--- STATED GOAL ---
Your answer is a single number: the count of lines that contain the string "klášteře".

-*-*-

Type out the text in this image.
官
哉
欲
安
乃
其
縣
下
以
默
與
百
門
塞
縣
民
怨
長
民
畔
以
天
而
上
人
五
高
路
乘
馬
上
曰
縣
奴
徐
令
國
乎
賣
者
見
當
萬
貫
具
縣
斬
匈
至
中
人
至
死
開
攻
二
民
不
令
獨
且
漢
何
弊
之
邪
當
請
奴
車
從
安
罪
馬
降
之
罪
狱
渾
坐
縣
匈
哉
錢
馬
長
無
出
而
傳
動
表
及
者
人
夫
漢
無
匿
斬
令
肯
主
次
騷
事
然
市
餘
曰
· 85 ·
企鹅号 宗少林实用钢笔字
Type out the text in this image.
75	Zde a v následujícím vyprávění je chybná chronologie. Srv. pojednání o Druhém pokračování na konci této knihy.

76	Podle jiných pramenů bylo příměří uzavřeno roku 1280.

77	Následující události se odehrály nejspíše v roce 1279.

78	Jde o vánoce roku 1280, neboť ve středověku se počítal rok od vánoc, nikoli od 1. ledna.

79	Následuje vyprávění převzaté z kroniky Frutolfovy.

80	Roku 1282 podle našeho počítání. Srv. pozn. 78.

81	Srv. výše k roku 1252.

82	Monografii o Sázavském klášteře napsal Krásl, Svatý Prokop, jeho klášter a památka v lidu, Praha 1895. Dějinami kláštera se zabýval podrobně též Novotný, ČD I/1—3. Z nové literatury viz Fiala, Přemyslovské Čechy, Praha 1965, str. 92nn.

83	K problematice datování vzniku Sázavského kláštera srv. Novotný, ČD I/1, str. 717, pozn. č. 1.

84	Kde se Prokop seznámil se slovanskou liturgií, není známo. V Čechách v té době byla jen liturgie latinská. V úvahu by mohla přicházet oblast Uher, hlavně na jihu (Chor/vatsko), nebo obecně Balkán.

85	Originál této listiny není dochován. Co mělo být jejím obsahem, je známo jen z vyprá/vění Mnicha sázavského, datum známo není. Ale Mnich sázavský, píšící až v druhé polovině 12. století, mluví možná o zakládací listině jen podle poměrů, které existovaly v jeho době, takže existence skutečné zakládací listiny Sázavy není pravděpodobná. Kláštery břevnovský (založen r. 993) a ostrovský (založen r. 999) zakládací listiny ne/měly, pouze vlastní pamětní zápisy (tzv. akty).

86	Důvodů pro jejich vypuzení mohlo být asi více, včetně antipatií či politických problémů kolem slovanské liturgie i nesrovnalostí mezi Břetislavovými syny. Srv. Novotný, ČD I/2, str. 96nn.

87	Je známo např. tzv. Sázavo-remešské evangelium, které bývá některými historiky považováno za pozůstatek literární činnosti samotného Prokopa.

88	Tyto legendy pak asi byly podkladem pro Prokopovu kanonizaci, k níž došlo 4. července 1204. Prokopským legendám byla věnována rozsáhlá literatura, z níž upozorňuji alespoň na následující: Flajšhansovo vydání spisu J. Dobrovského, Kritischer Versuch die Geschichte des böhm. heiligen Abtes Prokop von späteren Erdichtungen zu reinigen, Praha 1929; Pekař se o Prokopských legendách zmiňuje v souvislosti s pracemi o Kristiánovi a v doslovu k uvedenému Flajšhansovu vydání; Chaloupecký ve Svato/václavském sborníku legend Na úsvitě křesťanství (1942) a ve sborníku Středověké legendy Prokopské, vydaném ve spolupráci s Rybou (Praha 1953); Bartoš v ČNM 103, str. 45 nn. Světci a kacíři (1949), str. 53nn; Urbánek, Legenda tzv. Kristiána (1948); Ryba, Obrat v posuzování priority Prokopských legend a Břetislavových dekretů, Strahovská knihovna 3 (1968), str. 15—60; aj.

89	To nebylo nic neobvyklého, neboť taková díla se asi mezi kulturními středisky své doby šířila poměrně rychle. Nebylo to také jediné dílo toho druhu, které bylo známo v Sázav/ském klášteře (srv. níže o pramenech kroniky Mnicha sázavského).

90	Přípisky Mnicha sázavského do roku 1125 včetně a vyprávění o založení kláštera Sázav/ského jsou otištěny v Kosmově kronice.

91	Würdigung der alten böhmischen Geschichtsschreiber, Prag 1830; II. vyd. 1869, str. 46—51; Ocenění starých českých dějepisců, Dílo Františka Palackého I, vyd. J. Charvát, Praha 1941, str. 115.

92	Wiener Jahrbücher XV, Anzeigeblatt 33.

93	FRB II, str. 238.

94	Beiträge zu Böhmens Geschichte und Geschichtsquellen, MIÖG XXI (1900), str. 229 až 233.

-*-*-

--- OUTPUT OF THE EXERCISE ---
2